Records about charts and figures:
--------------------------------------------------
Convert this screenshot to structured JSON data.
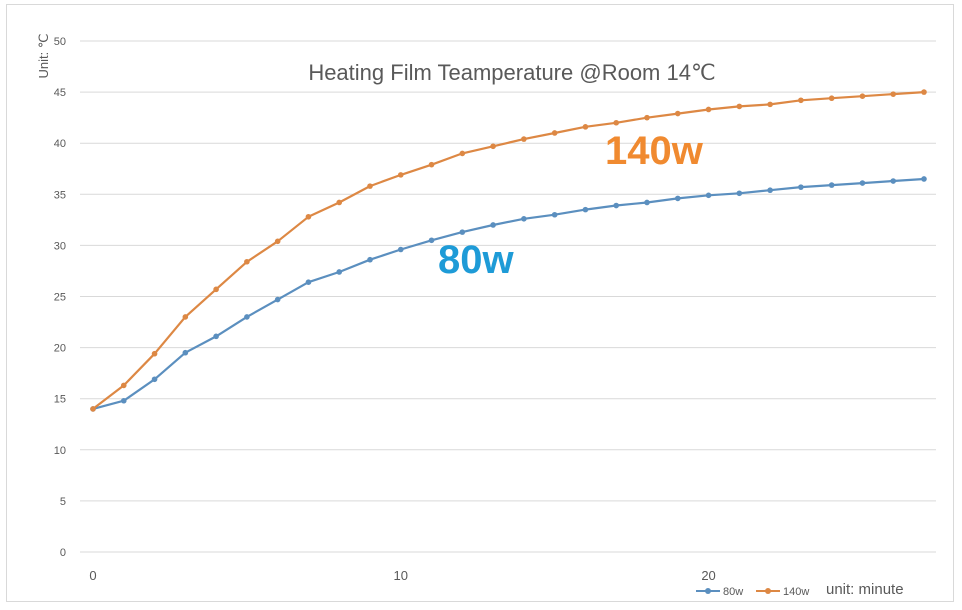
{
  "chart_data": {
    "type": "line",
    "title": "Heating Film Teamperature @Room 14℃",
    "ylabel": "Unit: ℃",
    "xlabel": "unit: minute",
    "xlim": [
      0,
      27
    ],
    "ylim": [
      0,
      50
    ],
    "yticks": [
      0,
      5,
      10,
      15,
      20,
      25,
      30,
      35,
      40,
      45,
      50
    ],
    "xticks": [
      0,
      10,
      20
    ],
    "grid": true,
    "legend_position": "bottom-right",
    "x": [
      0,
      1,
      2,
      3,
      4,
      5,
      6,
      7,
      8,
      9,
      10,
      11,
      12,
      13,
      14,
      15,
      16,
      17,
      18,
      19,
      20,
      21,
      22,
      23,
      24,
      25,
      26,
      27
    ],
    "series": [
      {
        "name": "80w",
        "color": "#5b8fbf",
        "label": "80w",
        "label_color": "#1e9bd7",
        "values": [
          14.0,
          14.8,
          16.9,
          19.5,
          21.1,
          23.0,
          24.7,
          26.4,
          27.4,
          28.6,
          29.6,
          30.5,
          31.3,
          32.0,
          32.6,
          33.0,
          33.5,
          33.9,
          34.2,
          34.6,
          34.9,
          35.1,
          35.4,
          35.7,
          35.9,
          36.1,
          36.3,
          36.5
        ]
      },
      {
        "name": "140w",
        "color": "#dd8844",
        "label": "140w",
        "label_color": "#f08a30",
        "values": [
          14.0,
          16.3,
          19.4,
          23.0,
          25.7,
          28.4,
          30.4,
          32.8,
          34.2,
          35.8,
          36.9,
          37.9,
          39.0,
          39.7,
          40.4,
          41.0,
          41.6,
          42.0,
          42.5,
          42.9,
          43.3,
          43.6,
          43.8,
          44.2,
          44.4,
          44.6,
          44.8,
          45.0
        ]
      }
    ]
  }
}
--------------------------------------------------
Short task:
Retype the listing exactly. Pictures do not belong in the copy.

Task answer:
Convert this screenshot to structured JSON data.
{
  "chart_data": {
    "type": "line",
    "title": "Heating Film Teamperature @Room 14℃",
    "ylabel": "Unit: ℃",
    "xlabel": "unit: minute",
    "xlim": [
      0,
      27
    ],
    "ylim": [
      0,
      50
    ],
    "yticks": [
      0,
      5,
      10,
      15,
      20,
      25,
      30,
      35,
      40,
      45,
      50
    ],
    "xticks": [
      0,
      10,
      20
    ],
    "grid": true,
    "legend_position": "bottom-right",
    "x": [
      0,
      1,
      2,
      3,
      4,
      5,
      6,
      7,
      8,
      9,
      10,
      11,
      12,
      13,
      14,
      15,
      16,
      17,
      18,
      19,
      20,
      21,
      22,
      23,
      24,
      25,
      26,
      27
    ],
    "series": [
      {
        "name": "80w",
        "color": "#5b8fbf",
        "label": "80w",
        "label_color": "#1e9bd7",
        "values": [
          14.0,
          14.8,
          16.9,
          19.5,
          21.1,
          23.0,
          24.7,
          26.4,
          27.4,
          28.6,
          29.6,
          30.5,
          31.3,
          32.0,
          32.6,
          33.0,
          33.5,
          33.9,
          34.2,
          34.6,
          34.9,
          35.1,
          35.4,
          35.7,
          35.9,
          36.1,
          36.3,
          36.5
        ]
      },
      {
        "name": "140w",
        "color": "#dd8844",
        "label": "140w",
        "label_color": "#f08a30",
        "values": [
          14.0,
          16.3,
          19.4,
          23.0,
          25.7,
          28.4,
          30.4,
          32.8,
          34.2,
          35.8,
          36.9,
          37.9,
          39.0,
          39.7,
          40.4,
          41.0,
          41.6,
          42.0,
          42.5,
          42.9,
          43.3,
          43.6,
          43.8,
          44.2,
          44.4,
          44.6,
          44.8,
          45.0
        ]
      }
    ]
  }
}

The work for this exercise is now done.